[Figure data in JSON]
§ §
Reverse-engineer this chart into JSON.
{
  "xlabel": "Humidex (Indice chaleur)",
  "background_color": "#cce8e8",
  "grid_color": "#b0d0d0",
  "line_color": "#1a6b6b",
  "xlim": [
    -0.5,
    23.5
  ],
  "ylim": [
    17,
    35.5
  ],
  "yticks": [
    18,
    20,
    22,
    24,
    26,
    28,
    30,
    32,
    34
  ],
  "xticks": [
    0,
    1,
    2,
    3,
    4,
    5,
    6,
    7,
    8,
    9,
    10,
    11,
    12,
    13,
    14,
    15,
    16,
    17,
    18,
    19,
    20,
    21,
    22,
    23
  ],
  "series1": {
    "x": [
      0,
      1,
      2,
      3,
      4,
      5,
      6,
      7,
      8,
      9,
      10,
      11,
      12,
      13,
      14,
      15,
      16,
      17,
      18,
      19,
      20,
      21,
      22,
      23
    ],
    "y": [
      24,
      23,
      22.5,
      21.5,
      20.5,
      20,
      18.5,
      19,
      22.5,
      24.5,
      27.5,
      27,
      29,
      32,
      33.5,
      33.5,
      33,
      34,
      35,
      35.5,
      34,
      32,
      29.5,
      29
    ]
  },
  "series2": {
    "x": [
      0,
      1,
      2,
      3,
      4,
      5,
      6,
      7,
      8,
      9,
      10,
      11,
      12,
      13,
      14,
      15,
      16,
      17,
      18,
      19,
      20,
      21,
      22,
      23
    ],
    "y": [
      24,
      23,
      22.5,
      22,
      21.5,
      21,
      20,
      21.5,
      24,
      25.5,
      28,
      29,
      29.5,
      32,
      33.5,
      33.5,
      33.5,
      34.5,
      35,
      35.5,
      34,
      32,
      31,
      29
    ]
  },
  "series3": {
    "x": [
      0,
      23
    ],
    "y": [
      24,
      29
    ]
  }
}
§ §
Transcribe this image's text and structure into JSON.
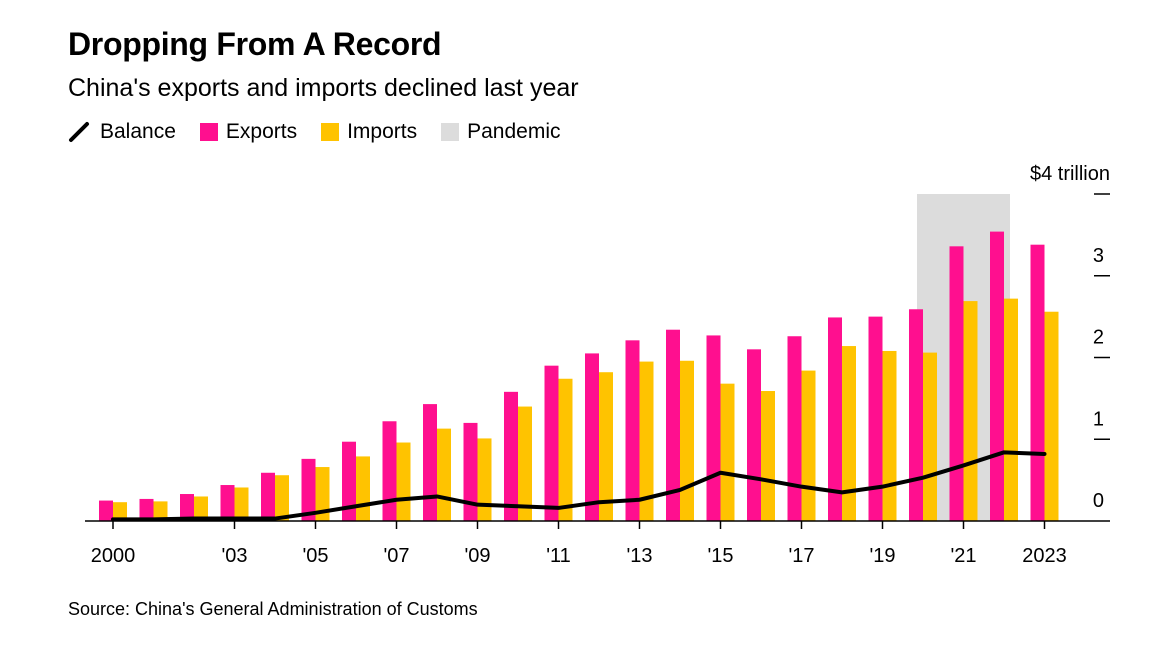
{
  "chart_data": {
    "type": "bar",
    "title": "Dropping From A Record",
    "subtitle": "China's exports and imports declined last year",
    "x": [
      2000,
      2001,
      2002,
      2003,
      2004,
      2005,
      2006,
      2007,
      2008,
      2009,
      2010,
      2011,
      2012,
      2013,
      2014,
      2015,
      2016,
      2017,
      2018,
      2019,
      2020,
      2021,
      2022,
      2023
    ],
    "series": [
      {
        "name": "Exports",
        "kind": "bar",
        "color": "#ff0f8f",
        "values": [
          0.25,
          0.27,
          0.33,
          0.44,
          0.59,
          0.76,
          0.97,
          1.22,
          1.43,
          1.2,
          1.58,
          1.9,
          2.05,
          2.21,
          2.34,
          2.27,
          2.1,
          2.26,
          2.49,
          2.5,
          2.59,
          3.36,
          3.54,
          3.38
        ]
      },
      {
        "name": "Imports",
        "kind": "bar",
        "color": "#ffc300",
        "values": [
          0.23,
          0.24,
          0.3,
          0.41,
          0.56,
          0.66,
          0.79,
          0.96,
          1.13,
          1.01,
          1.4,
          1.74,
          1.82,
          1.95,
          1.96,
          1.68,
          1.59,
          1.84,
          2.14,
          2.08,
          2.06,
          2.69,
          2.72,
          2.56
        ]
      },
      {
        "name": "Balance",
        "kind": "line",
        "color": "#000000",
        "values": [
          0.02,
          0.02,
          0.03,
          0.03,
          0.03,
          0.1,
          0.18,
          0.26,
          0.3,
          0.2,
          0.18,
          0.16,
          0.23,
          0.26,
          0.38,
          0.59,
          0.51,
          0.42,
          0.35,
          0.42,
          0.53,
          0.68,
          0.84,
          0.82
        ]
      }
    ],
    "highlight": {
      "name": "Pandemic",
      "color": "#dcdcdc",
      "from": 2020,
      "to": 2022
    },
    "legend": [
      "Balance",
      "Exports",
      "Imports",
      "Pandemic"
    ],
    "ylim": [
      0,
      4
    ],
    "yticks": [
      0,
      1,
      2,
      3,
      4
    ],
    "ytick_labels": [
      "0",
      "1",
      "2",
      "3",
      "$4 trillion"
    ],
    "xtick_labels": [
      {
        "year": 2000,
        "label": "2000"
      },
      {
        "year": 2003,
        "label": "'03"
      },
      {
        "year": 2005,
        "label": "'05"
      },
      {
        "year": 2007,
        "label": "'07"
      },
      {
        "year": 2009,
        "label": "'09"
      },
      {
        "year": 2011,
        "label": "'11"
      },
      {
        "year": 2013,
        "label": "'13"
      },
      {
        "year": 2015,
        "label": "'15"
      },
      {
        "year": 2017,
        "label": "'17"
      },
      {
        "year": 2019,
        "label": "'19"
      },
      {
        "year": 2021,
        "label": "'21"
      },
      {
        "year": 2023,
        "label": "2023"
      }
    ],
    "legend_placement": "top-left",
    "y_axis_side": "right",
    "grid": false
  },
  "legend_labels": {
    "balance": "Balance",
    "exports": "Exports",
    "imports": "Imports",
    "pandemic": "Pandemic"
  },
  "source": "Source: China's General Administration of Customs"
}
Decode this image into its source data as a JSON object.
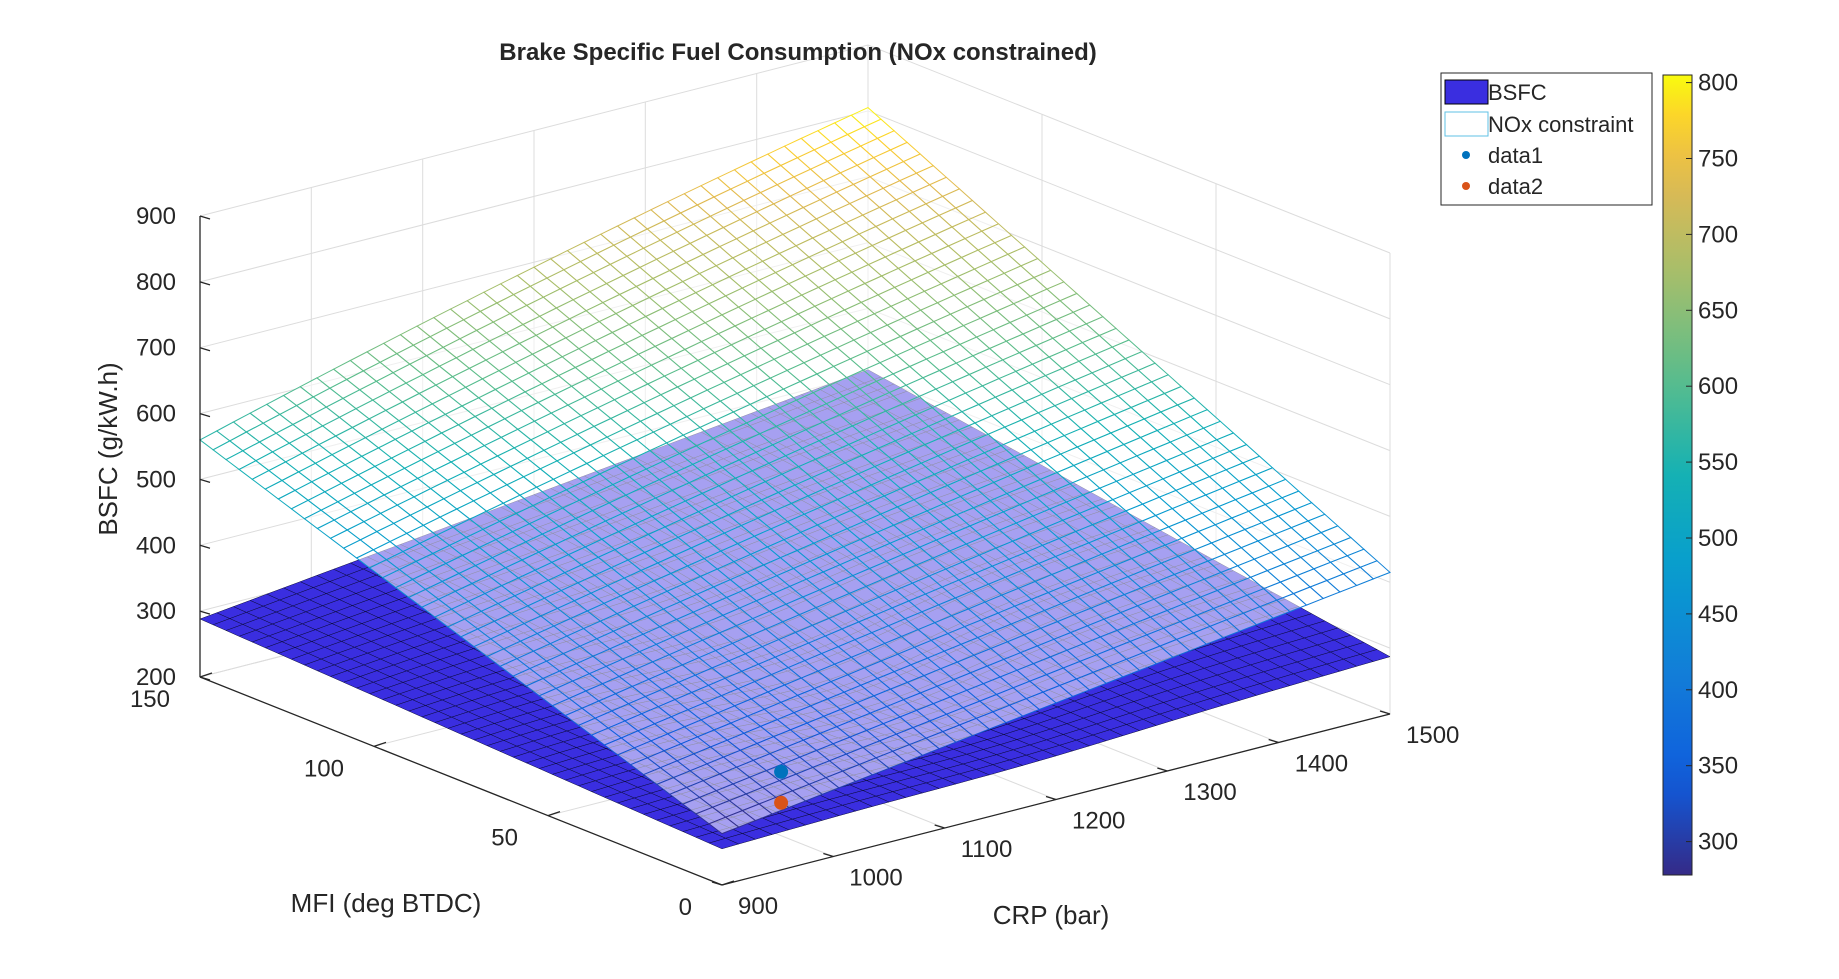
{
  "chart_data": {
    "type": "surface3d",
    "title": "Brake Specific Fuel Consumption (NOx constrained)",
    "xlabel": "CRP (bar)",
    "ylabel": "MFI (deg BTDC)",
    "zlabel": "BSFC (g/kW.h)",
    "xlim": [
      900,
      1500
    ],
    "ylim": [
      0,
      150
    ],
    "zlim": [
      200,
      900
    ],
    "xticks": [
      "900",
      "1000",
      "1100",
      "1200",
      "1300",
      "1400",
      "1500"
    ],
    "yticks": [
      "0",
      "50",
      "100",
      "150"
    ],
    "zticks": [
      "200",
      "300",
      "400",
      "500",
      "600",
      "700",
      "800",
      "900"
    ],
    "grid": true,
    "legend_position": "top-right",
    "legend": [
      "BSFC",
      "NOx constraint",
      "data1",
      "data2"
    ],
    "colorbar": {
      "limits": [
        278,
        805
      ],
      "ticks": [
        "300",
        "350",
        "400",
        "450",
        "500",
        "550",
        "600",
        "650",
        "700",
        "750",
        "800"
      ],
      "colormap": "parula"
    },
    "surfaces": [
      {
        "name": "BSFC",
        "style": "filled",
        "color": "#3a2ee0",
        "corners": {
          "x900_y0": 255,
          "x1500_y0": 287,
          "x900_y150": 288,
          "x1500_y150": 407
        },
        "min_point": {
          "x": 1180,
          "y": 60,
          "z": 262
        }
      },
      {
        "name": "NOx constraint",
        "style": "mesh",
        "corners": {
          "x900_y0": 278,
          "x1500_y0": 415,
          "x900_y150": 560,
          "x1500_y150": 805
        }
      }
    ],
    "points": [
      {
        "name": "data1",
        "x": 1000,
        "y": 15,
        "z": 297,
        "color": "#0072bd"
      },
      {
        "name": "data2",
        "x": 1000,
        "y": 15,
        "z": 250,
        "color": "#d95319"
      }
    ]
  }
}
§ §
(Problem to work on)
From the listing above, copy every line that includes the word "into".

(Written response)
Reverse-engineer this chart into JSON.
Transcribe this image's text and structure into JSON.
Decode this image into its source data as a JSON object.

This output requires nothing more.